▸ **Task prompt**: Beneath this task is a listing. State how many of its lines include the string "aktiv", giving nothing but the number.

▸ **Source data**:
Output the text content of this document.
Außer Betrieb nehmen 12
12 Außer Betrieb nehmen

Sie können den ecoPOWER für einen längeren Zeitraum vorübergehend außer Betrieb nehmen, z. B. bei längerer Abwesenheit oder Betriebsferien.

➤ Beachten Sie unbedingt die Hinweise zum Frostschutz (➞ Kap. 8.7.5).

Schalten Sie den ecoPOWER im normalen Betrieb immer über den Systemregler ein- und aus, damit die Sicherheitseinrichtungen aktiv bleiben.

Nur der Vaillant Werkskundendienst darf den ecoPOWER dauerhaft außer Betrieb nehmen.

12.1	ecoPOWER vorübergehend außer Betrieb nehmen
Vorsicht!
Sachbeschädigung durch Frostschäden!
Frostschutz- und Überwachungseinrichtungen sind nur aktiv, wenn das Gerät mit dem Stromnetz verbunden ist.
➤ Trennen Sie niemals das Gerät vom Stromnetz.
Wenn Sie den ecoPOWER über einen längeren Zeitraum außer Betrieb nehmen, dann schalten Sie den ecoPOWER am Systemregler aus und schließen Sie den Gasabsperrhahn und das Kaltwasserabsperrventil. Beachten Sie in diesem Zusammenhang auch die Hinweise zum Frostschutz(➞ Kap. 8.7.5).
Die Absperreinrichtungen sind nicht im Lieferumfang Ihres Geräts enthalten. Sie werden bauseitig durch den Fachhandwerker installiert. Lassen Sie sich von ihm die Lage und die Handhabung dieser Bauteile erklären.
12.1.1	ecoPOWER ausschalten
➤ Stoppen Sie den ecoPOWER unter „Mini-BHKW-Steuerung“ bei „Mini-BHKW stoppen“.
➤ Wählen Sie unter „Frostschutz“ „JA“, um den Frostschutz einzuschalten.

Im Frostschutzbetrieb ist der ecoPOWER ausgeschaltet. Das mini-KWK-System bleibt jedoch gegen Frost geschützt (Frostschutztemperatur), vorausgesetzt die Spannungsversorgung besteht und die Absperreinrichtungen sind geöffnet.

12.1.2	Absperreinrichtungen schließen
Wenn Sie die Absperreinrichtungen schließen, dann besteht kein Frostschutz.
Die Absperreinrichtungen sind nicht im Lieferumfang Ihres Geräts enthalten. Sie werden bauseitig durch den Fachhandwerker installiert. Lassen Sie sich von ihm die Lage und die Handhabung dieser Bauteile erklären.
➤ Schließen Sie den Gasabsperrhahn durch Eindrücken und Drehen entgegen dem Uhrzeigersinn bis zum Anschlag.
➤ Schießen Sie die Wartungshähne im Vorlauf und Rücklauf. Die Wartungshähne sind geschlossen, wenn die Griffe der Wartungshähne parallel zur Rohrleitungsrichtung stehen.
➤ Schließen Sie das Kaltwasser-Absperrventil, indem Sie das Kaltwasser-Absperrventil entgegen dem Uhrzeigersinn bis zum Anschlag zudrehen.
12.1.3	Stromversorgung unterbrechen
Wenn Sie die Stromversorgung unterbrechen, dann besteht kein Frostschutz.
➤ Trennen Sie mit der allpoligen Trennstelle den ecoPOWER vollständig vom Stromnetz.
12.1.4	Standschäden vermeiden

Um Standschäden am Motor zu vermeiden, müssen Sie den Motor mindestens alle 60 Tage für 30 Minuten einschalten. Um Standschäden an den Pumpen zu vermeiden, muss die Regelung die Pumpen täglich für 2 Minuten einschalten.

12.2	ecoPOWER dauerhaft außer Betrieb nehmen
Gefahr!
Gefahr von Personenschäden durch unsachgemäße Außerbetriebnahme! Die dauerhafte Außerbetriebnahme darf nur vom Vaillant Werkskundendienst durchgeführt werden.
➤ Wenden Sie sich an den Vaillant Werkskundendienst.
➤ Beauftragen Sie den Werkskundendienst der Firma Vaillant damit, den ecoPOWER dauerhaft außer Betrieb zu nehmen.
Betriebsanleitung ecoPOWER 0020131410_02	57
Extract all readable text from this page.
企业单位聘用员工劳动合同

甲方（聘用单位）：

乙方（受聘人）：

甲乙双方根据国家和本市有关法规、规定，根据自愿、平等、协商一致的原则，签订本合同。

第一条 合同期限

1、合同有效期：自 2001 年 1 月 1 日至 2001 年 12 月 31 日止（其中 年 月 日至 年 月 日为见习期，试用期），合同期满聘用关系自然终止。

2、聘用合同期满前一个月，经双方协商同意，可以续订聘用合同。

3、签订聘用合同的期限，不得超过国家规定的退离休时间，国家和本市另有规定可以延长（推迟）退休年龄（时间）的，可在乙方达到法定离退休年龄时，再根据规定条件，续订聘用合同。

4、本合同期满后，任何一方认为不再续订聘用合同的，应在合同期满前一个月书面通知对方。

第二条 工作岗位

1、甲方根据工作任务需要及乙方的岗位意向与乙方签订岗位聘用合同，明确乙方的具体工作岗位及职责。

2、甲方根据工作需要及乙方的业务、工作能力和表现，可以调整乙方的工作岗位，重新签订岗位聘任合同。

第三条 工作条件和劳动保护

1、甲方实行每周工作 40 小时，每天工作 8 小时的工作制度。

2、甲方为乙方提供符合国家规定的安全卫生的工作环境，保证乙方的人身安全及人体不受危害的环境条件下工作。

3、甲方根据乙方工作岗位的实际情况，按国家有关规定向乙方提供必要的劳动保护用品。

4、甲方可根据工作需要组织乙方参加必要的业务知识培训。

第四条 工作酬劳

▸ **Result**: 2